## TASK GOAL
Continue the article below on solving the Wagner–Whitin lot sizing problem with Pyomo, picking up right after its last sentence.

## EXCERPT TO READ
──────

The classical inventory management optimization problem solved in Python using Pyomo

Photo by CHUTTERSNAP on Unsplash

Lot sizing problems are production planning problems with setups between production lots. By reason of these setups, it is often too costly to produce a given product in every period (Suwondo & Yuliando, 2012). In contrast, fewer setups are associated with higher holding inventory costs. Therefore, to obtain optimal costs, one should balance these operational aspects.

Throughout this article, the problem proposed by Wagner & Whitin (1958) will be implemented using a mixed-integer programming approach. To do so, the Python library pyomo (Bynum et al., 2021) will be used with the CBC solver. Personally, I find this problem extremely useful to introduce notions of inventory management in discrete planning horizons for numerical optimization, which is ubiquitous in more complex problems. Notice that, in their original work, Wagner & Whitin (1958) developed an exact algorithm for solving this problem, which differs from the approach herein adopted.

──────

## RECORDS SHOWN
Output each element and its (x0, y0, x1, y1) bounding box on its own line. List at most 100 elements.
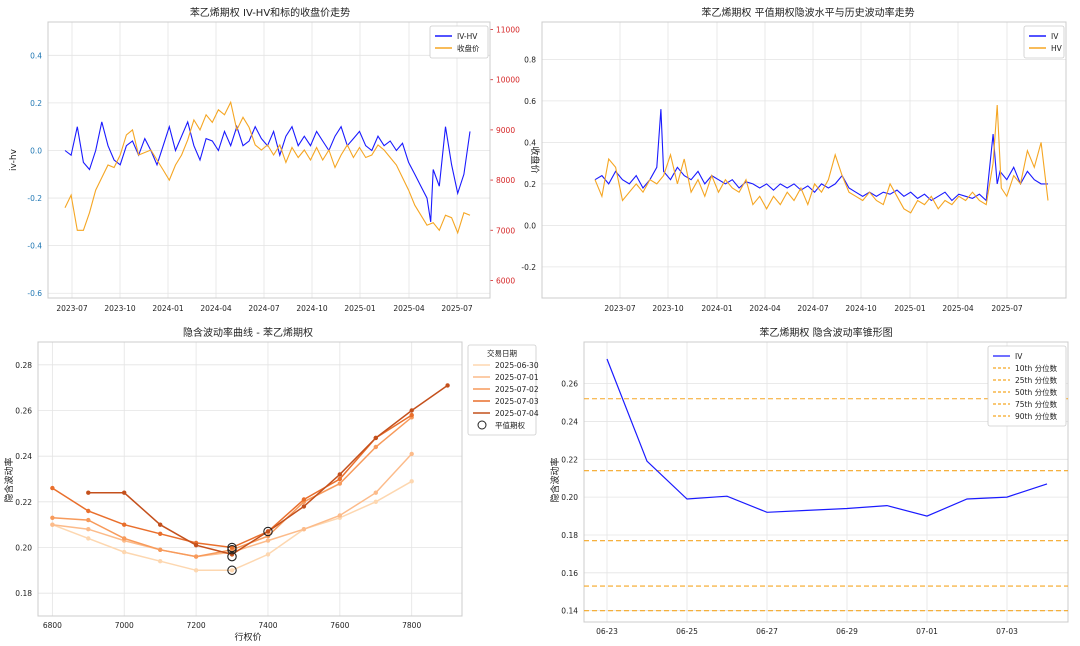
chart3-series-1 (52, 453, 413, 558)
chart3-point-4-1 (122, 490, 127, 495)
chart2-xtick-label: 2025-01 (894, 304, 926, 313)
chart1-legend-label-0: IV-HV (457, 32, 478, 41)
chart2-legend-label-0: IV (1051, 32, 1059, 41)
chart1-ytick-label: -0.2 (27, 194, 42, 203)
chart1-series-0 (64, 120, 471, 222)
chart3-ytick-label: 0.28 (15, 361, 32, 370)
chart3-point-0-1 (86, 536, 91, 541)
chart4-legend-label-3: 50th 分位数 (1015, 387, 1058, 397)
chart4-xtick-label: 06-27 (756, 627, 778, 636)
chart3-atm-marker-1 (227, 551, 237, 562)
chart3-point-1-9 (373, 490, 378, 495)
iv-cone-chart: 苯乙烯期权 隐含波动率锥形图 隐含波动率 06-23 06-25 06-27 06-2… (549, 326, 1069, 636)
chart4-ytick-label: 0.24 (561, 417, 578, 426)
chart1-ytick2-label: 7000 (496, 226, 515, 235)
chart1-xtick-label: 2024-07 (248, 304, 280, 313)
chart1-xtick-label: 2024-04 (200, 304, 232, 313)
chart2-frame (541, 21, 1067, 299)
chart3-xtick-label: 7800 (402, 621, 421, 630)
chart4-xtick-label: 07-01 (916, 627, 938, 636)
chart4-ytick-label: 0.16 (561, 569, 578, 578)
chart3-point-1-1 (86, 527, 91, 532)
chart3-point-4-10 (445, 383, 450, 388)
chart2-xtick-label: 2025-04 (942, 304, 974, 313)
chart4-legend-label-0: IV (1015, 352, 1023, 361)
chart2-series-0 (594, 109, 1048, 202)
chart4-legend-label-1: 10th 分位数 (1015, 363, 1058, 373)
chart3-point-2-8 (337, 481, 342, 486)
chart1-title: 苯乙烯期权 IV-HV和标的收盘价走势 (190, 6, 350, 19)
chart1-ytick-label: -0.4 (27, 242, 42, 251)
chart3-legend-label-5: 平值期权 (495, 420, 525, 430)
chart1-ytick-label: 0.4 (30, 51, 42, 60)
chart1-frame (47, 21, 491, 299)
chart3-point-4-8 (373, 435, 378, 441)
chart3-point-2-4 (193, 554, 199, 559)
chart3-point-0-3 (158, 559, 163, 564)
chart3-point-2-3 (158, 547, 163, 552)
chart3-legend-label-4: 2025-07-04 (495, 409, 539, 418)
chart1-xtick-label: 2025-07 (441, 304, 473, 313)
chart3-point-1-10 (409, 451, 414, 457)
chart3-point-0-5 (229, 568, 235, 573)
chart3-legend-label-3: 2025-07-03 (495, 397, 539, 406)
chart1-ytick2-label: 8000 (496, 176, 515, 185)
chart2-series-1 (594, 104, 1049, 214)
chart3-point-1-7 (301, 527, 307, 532)
chart2-ytick-label: -0.2 (521, 263, 536, 272)
chart3-xtick-label: 7200 (187, 621, 206, 630)
chart2-ytick-label: 0.0 (524, 221, 536, 230)
chart2-ytick-label: 0.4 (524, 138, 536, 147)
chart3-ytick-label: 0.24 (15, 452, 32, 461)
chart1-ytick2-label: 10000 (496, 76, 520, 85)
chart2-ytick-label: 0.2 (524, 180, 536, 189)
chart1-series-1 (64, 100, 471, 235)
chart3-point-3-7 (301, 497, 307, 502)
chart2-xtick-label: 2023-10 (652, 304, 684, 313)
chart4-title: 苯乙烯期权 隐含波动率锥形图 (759, 326, 892, 339)
chart4-legend-label-4: 75th 分位数 (1015, 399, 1058, 409)
chart3-point-4-0 (86, 490, 91, 495)
chart3-frame (37, 341, 463, 617)
chart4-ytick-label: 0.20 (561, 493, 578, 502)
chart3-point-1-0 (50, 522, 55, 527)
chart1-xtick-label: 2025-01 (344, 304, 376, 313)
atm-iv-hv-chart: 苯乙烯期权 平值期权隐波水平与历史波动率走势 2023-07 2023-10 202… (521, 6, 1067, 313)
chart2-xtick-label: 2024-07 (797, 304, 829, 313)
chart4-frame (583, 341, 1069, 623)
chart3-series-0 (52, 480, 413, 572)
chart1-xtick-label: 2024-10 (296, 304, 328, 313)
chart3-legend-title: 交易日期 (487, 348, 517, 358)
chart3-atm-marker-4 (263, 526, 273, 537)
chart1-legend-box (429, 25, 489, 59)
chart3-point-3-1 (86, 508, 91, 514)
chart3-legend-label-0: 2025-06-30 (495, 361, 539, 370)
chart4-series-0 (606, 358, 1048, 517)
chart4-ytick-label: 0.26 (561, 380, 578, 389)
chart1-xtick-label: 2024-01 (152, 304, 184, 313)
chart1-ytick-label: 0.0 (30, 146, 42, 155)
chart3-point-4-7 (337, 472, 342, 477)
chart3-point-4-5 (265, 529, 271, 534)
chart3-point-2-9 (373, 444, 378, 450)
chart2-ytick-label: 0.6 (524, 97, 536, 106)
chart2-legend-box (1023, 25, 1065, 59)
chart4-xtick-label: 07-03 (996, 627, 1018, 636)
chart3-xlabel: 行权价 (234, 631, 261, 643)
chart1-ytick2-label: 6000 (496, 276, 515, 285)
chart3-xtick-label: 7600 (330, 621, 349, 630)
chart1-ytick-label: -0.6 (27, 289, 42, 298)
chart3-point-1-6 (265, 538, 271, 543)
chart3-atm-marker-3 (227, 542, 237, 553)
chart3-legend-marker-5 (477, 420, 487, 430)
chart3-point-0-4 (193, 568, 199, 573)
chart1-ytick2-label: 11000 (496, 26, 520, 35)
chart3-point-3-0 (50, 485, 55, 491)
chart3-xtick-label: 6800 (43, 621, 62, 630)
chart2-xtick-label: 2024-04 (749, 304, 781, 313)
chart1-ylabel: iv-hv (9, 148, 19, 171)
chart1-ylabel-right: 收盘价 (529, 146, 541, 173)
chart3-point-0-10 (409, 479, 414, 484)
chart2-title: 苯乙烯期权 平值期权隐波水平与历史波动率走势 (701, 6, 914, 19)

──────

## TASK OUTPUT
You can find the notebook with the complete implementation of the problem here.

If you are unfamiliar with numerical optimization and/or mixed-integer programming, you might want to see this introduction on the subject beforehand.

An introduction to mixed-integer linear programming: The knapsack problem

Problem statement

Suppose that, for a given horizon T of instants t, you can predict demands d for a given product for each t. Furthermore, consider you can predict setup costs s and inventory holding costs h for each time instant. If any amount of a product is produced in a given time t, the corresponding setup cost s should be incurred. Also, at the end of each period, holding inventory costs should be incurred, which correspond to h times the final inventory at t.

If the problem is uncapacitated, as considered in Wagner & Whitin (1958), one can state that every demand should be met. Moreover, consider that unitary production costs are not time-dependent, although small changes in the problem structure might easily introduce these costs. Your goal is to determine how many units of the product are produced at each instant so that we minimize setup and holding inventory costs.

I will describe each modeling component in detail in the next section, but the complete optimization problem considered can be summarized by the following equations.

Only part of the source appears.